(Records excerpted from a collection)
*** Block opens ***

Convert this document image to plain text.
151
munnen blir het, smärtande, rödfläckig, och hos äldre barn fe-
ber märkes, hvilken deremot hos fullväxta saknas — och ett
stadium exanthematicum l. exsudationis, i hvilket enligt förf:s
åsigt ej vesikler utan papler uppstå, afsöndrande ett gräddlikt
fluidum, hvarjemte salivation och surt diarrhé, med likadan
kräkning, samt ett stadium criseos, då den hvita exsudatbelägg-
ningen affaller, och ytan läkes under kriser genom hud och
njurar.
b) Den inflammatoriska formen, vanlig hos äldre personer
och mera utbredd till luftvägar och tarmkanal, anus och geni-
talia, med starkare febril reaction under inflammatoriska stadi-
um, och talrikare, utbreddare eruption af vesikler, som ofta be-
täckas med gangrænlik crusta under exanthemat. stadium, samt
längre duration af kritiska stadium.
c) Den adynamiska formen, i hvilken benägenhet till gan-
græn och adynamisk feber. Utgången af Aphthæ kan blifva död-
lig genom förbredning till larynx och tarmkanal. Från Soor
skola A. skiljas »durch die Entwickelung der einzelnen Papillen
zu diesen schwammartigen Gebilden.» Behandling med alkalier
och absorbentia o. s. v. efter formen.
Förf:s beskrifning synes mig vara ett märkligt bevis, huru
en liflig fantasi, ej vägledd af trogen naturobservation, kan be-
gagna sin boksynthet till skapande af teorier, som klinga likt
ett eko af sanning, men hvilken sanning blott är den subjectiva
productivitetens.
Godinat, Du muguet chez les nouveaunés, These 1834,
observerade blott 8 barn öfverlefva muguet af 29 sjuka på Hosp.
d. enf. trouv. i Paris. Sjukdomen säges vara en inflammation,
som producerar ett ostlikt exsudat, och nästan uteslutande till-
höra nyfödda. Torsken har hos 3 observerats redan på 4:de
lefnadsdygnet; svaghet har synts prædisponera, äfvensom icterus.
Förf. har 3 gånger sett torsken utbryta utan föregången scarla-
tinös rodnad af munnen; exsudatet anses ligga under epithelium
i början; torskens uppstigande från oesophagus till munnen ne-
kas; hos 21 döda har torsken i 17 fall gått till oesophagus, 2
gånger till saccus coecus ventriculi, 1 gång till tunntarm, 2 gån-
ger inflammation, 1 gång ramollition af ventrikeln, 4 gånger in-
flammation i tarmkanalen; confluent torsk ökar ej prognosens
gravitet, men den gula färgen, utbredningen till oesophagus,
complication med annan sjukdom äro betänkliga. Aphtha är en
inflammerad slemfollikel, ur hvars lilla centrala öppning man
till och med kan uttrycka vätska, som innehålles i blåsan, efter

*** Block closes ***

Search term "inflammation": return each line of the data that contains it.

d. enf. trouv. i Paris. Sjukdomen säges vara en inflammation,
ger inflammation, 1 gång ramollition af ventrikeln, 4 gånger in-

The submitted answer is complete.